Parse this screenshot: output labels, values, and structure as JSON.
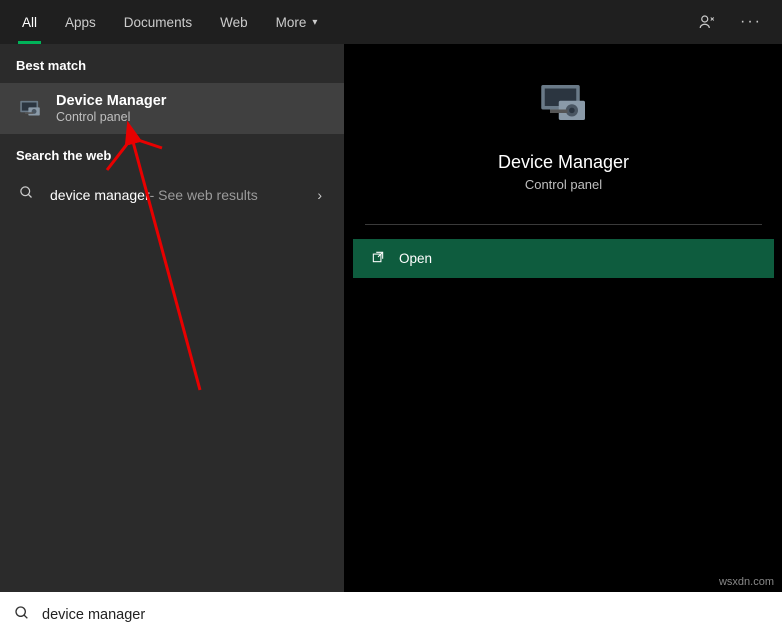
{
  "tabs": {
    "all": "All",
    "apps": "Apps",
    "documents": "Documents",
    "web": "Web",
    "more": "More"
  },
  "left": {
    "best_match": "Best match",
    "result_title": "Device Manager",
    "result_sub": "Control panel",
    "search_web": "Search the web",
    "web_query": "device manager",
    "web_suffix": " - See web results"
  },
  "right": {
    "title": "Device Manager",
    "sub": "Control panel",
    "open": "Open"
  },
  "search": {
    "value": "device manager"
  },
  "watermark": "wsxdn.com"
}
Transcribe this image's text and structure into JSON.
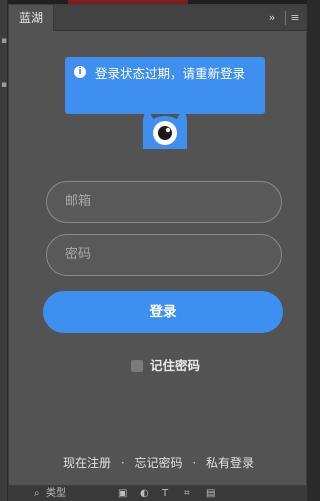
{
  "panel": {
    "tab_label": "蓝湖",
    "expand_glyph": "»",
    "menu_glyph": "≡"
  },
  "toast": {
    "icon": "info-icon",
    "message": "登录状态过期，请重新登录"
  },
  "logo": {
    "icon": "lanhu-mascot-logo"
  },
  "form": {
    "email_placeholder": "邮箱",
    "password_placeholder": "密码",
    "login_label": "登录",
    "remember_label": "记住密码",
    "remember_checked": false
  },
  "footer": {
    "register": "现在注册",
    "forgot": "忘记密码",
    "private": "私有登录",
    "separator": "·"
  },
  "host_bottom": {
    "kind_filter": "类型"
  },
  "colors": {
    "accent": "#3f8ff0",
    "panel_bg": "#535353",
    "text_light": "#e8e8e8"
  }
}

## [The request]
Omit every picture, then repeat the remaining data exactly as it appears above.

## [The answer]
Parse this screenshot: output labels, values, and structure as JSON.
{
  "tabs": {
    "all": "All",
    "apps": "Apps",
    "documents": "Documents",
    "web": "Web",
    "more": "More"
  },
  "left": {
    "best_match": "Best match",
    "result_title": "Device Manager",
    "result_sub": "Control panel",
    "search_web": "Search the web",
    "web_query": "device manager",
    "web_suffix": " - See web results"
  },
  "right": {
    "title": "Device Manager",
    "sub": "Control panel",
    "open": "Open"
  },
  "search": {
    "value": "device manager"
  },
  "watermark": "wsxdn.com"
}
Transcribe this image's text and structure into JSON.
{
  "panel": {
    "tab_label": "蓝湖",
    "expand_glyph": "»",
    "menu_glyph": "≡"
  },
  "toast": {
    "icon": "info-icon",
    "message": "登录状态过期，请重新登录"
  },
  "logo": {
    "icon": "lanhu-mascot-logo"
  },
  "form": {
    "email_placeholder": "邮箱",
    "password_placeholder": "密码",
    "login_label": "登录",
    "remember_label": "记住密码",
    "remember_checked": false
  },
  "footer": {
    "register": "现在注册",
    "forgot": "忘记密码",
    "private": "私有登录",
    "separator": "·"
  },
  "host_bottom": {
    "kind_filter": "类型"
  },
  "colors": {
    "accent": "#3f8ff0",
    "panel_bg": "#535353",
    "text_light": "#e8e8e8"
  }
}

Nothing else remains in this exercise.